Your goal
Your task is to transcribe the records exactly, skipping every image.

Data records
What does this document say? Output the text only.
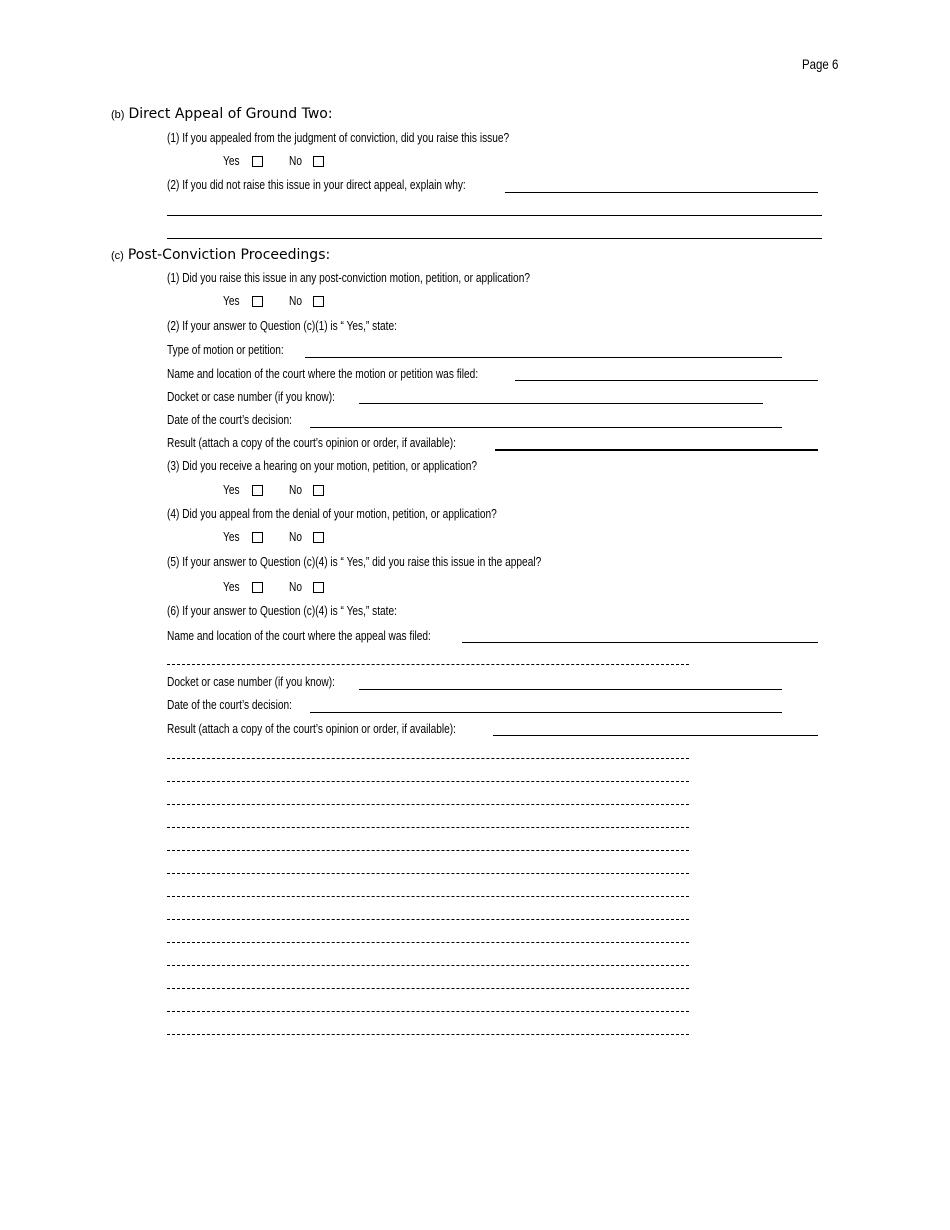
Page 6
(b) Direct Appeal of Ground Two:
(1) If you appealed from the judgment of conviction, did you raise this issue?
Yes	No
(2) If you did not raise this issue in your direct appeal, explain why:
(c) Post-Conviction Proceedings:
(1) Did you raise this issue in any post-conviction motion, petition, or application?
Yes	No
(2) If your answer to Question (c)(1) is “ Yes,” state:
Type of motion or petition:
Name and location of the court where the motion or petition was filed:
Docket or case number (if you know):
Date of the court’s decision:
Result (attach a copy of the court’s opinion or order, if available):
(3) Did you receive a hearing on your motion, petition, or application?
Yes	No
(4) Did you appeal from the denial of your motion, petition, or application?
Yes	No
(5) If your answer to Question (c)(4) is “ Yes,” did you raise this issue in the appeal?
Yes	No
(6) If your answer to Question (c)(4) is “ Yes,” state:
Name and location of the court where the appeal was filed:
Docket or case number (if you know):
Date of the court’s decision:
Result (attach a copy of the court’s opinion or order, if available):
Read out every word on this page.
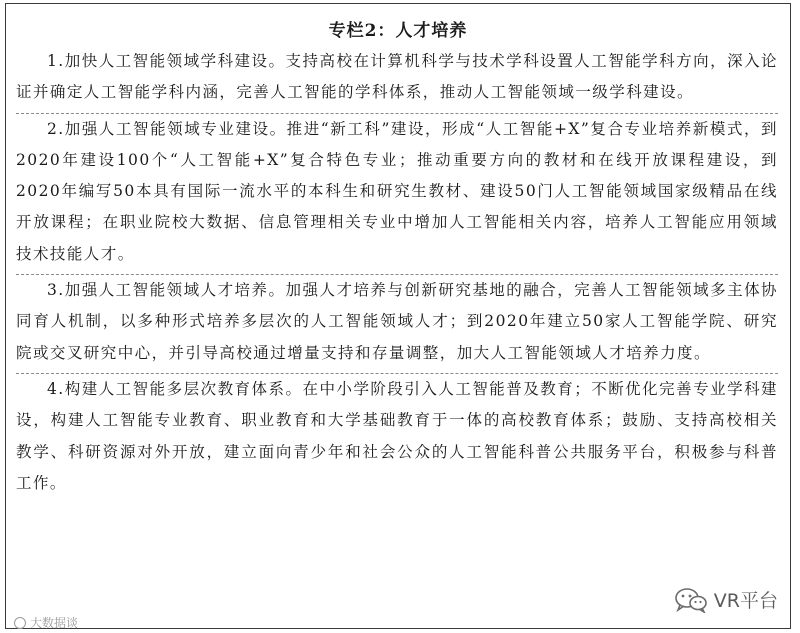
专栏2：人才培养

1.加快人工智能领域学科建设。支持高校在计算机科学与技术学科设置人工智能学科方向，深入论证并确定人工智能学科内涵，完善人工智能的学科体系，推动人工智能领域一级学科建设。

2.加强人工智能领域专业建设。推进“新工科”建设，形成“人工智能+X”复合专业培养新模式，到2020年建设100个“人工智能+X”复合特色专业；推动重要方向的教材和在线开放课程建设，到2020年编写50本具有国际一流水平的本科生和研究生教材、建设50门人工智能领域国家级精品在线开放课程；在职业院校大数据、信息管理相关专业中增加人工智能相关内容，培养人工智能应用领域技术技能人才。

3.加强人工智能领域人才培养。加强人才培养与创新研究基地的融合，完善人工智能领域多主体协同育人机制，以多种形式培养多层次的人工智能领域人才；到2020年建立50家人工智能学院、研究院或交叉研究中心，并引导高校通过增量支持和存量调整，加大人工智能领域人才培养力度。

4.构建人工智能多层次教育体系。在中小学阶段引入人工智能普及教育；不断优化完善专业学科建设，构建人工智能专业教育、职业教育和大学基础教育于一体的高校教育体系；鼓励、支持高校相关教学、科研资源对外开放，建立面向青少年和社会公众的人工智能科普公共服务平台，积极参与科普工作。

VR平台
大数据谈
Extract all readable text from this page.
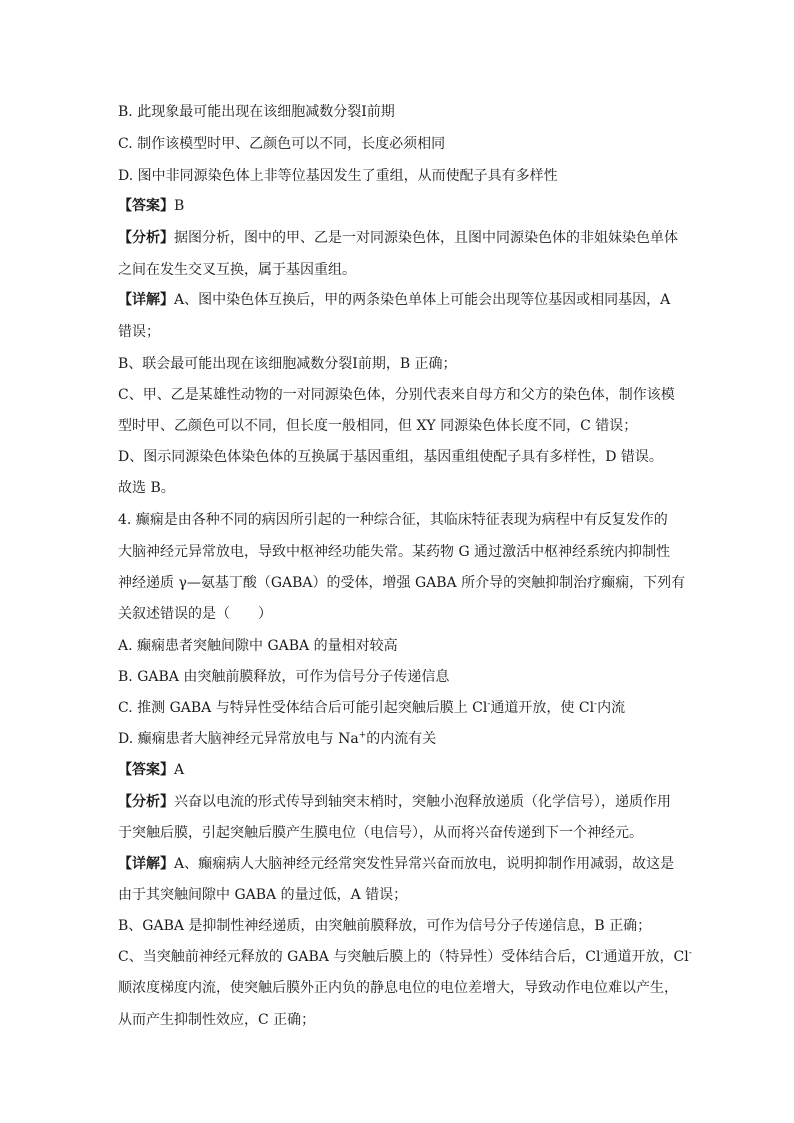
B. 此现象最可能出现在该细胞减数分裂Ⅰ前期
C. 制作该模型时甲、乙颜色可以不同，长度必须相同
D. 图中非同源染色体上非等位基因发生了重组，从而使配子具有多样性
【答案】B
【分析】据图分析，图中的甲、乙是一对同源染色体，且图中同源染色体的非姐妹染色单体
之间在发生交叉互换，属于基因重组。
【详解】A、图中染色体互换后，甲的两条染色单体上可能会出现等位基因或相同基因，A
错误；
B、联会最可能出现在该细胞减数分裂Ⅰ前期，B 正确；
C、甲、乙是某雄性动物的一对同源染色体，分别代表来自母方和父方的染色体，制作该模
型时甲、乙颜色可以不同，但长度一般相同，但 XY 同源染色体长度不同，C 错误；
D、图示同源染色体染色体的互换属于基因重组，基因重组使配子具有多样性，D 错误。
故选 B。
4. 癫痫是由各种不同的病因所引起的一种综合征，其临床特征表现为病程中有反复发作的
大脑神经元异常放电，导致中枢神经功能失常。某药物 G 通过激活中枢神经系统内抑制性
神经递质 γ—氨基丁酸（GABA）的受体，增强 GABA 所介导的突触抑制治疗癫痫，下列有
关叙述错误的是（　　）
A. 癫痫患者突触间隙中 GABA 的量相对较高
B. GABA 由突触前膜释放，可作为信号分子传递信息
C. 推测 GABA 与特异性受体结合后可能引起突触后膜上 Cl-通道开放，使 Cl-内流
D. 癫痫患者大脑神经元异常放电与 Na+的内流有关
【答案】A
【分析】兴奋以电流的形式传导到轴突末梢时，突触小泡释放递质（化学信号），递质作用
于突触后膜，引起突触后膜产生膜电位（电信号），从而将兴奋传递到下一个神经元。
【详解】A、癫痫病人大脑神经元经常突发性异常兴奋而放电，说明抑制作用减弱，故这是
由于其突触间隙中 GABA 的量过低，A 错误；
B、GABA 是抑制性神经递质，由突触前膜释放，可作为信号分子传递信息，B 正确；
C、当突触前神经元释放的 GABA 与突触后膜上的（特异性）受体结合后，Cl-通道开放，Cl-
顺浓度梯度内流，使突触后膜外正内负的静息电位的电位差增大，导致动作电位难以产生，
从而产生抑制性效应，C 正确；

Answer for this exercise
What does this document say? Output the text only.
Page 6
(b) Direct Appeal of Ground Two:
(1) If you appealed from the judgment of conviction, did you raise this issue?
Yes	No
(2) If you did not raise this issue in your direct appeal, explain why:
(c) Post-Conviction Proceedings:
(1) Did you raise this issue in any post-conviction motion, petition, or application?
Yes	No
(2) If your answer to Question (c)(1) is “ Yes,” state:
Type of motion or petition:
Name and location of the court where the motion or petition was filed:
Docket or case number (if you know):
Date of the court’s decision:
Result (attach a copy of the court’s opinion or order, if available):
(3) Did you receive a hearing on your motion, petition, or application?
Yes	No
(4) Did you appeal from the denial of your motion, petition, or application?
Yes	No
(5) If your answer to Question (c)(4) is “ Yes,” did you raise this issue in the appeal?
Yes	No
(6) If your answer to Question (c)(4) is “ Yes,” state:
Name and location of the court where the appeal was filed:
Docket or case number (if you know):
Date of the court’s decision:
Result (attach a copy of the court’s opinion or order, if available):
Read out every word on this page.
专栏2：人才培养

1.加快人工智能领域学科建设。支持高校在计算机科学与技术学科设置人工智能学科方向，深入论证并确定人工智能学科内涵，完善人工智能的学科体系，推动人工智能领域一级学科建设。

2.加强人工智能领域专业建设。推进“新工科”建设，形成“人工智能+X”复合专业培养新模式，到2020年建设100个“人工智能+X”复合特色专业；推动重要方向的教材和在线开放课程建设，到2020年编写50本具有国际一流水平的本科生和研究生教材、建设50门人工智能领域国家级精品在线开放课程；在职业院校大数据、信息管理相关专业中增加人工智能相关内容，培养人工智能应用领域技术技能人才。

3.加强人工智能领域人才培养。加强人才培养与创新研究基地的融合，完善人工智能领域多主体协同育人机制，以多种形式培养多层次的人工智能领域人才；到2020年建立50家人工智能学院、研究院或交叉研究中心，并引导高校通过增量支持和存量调整，加大人工智能领域人才培养力度。

4.构建人工智能多层次教育体系。在中小学阶段引入人工智能普及教育；不断优化完善专业学科建设，构建人工智能专业教育、职业教育和大学基础教育于一体的高校教育体系；鼓励、支持高校相关教学、科研资源对外开放，建立面向青少年和社会公众的人工智能科普公共服务平台，积极参与科普工作。

VR平台
大数据谈
Extract all readable text from this page.
B. 此现象最可能出现在该细胞减数分裂Ⅰ前期
C. 制作该模型时甲、乙颜色可以不同，长度必须相同
D. 图中非同源染色体上非等位基因发生了重组，从而使配子具有多样性
【答案】B
【分析】据图分析，图中的甲、乙是一对同源染色体，且图中同源染色体的非姐妹染色单体
之间在发生交叉互换，属于基因重组。
【详解】A、图中染色体互换后，甲的两条染色单体上可能会出现等位基因或相同基因，A
错误；
B、联会最可能出现在该细胞减数分裂Ⅰ前期，B 正确；
C、甲、乙是某雄性动物的一对同源染色体，分别代表来自母方和父方的染色体，制作该模
型时甲、乙颜色可以不同，但长度一般相同，但 XY 同源染色体长度不同，C 错误；
D、图示同源染色体染色体的互换属于基因重组，基因重组使配子具有多样性，D 错误。
故选 B。
4. 癫痫是由各种不同的病因所引起的一种综合征，其临床特征表现为病程中有反复发作的
大脑神经元异常放电，导致中枢神经功能失常。某药物 G 通过激活中枢神经系统内抑制性
神经递质 γ—氨基丁酸（GABA）的受体，增强 GABA 所介导的突触抑制治疗癫痫，下列有
关叙述错误的是（　　）
A. 癫痫患者突触间隙中 GABA 的量相对较高
B. GABA 由突触前膜释放，可作为信号分子传递信息
C. 推测 GABA 与特异性受体结合后可能引起突触后膜上 Cl-通道开放，使 Cl-内流
D. 癫痫患者大脑神经元异常放电与 Na+的内流有关
【答案】A
【分析】兴奋以电流的形式传导到轴突末梢时，突触小泡释放递质（化学信号），递质作用
于突触后膜，引起突触后膜产生膜电位（电信号），从而将兴奋传递到下一个神经元。
【详解】A、癫痫病人大脑神经元经常突发性异常兴奋而放电，说明抑制作用减弱，故这是
由于其突触间隙中 GABA 的量过低，A 错误；
B、GABA 是抑制性神经递质，由突触前膜释放，可作为信号分子传递信息，B 正确；
C、当突触前神经元释放的 GABA 与突触后膜上的（特异性）受体结合后，Cl-通道开放，Cl-
顺浓度梯度内流，使突触后膜外正内负的静息电位的电位差增大，导致动作电位难以产生，
从而产生抑制性效应，C 正确；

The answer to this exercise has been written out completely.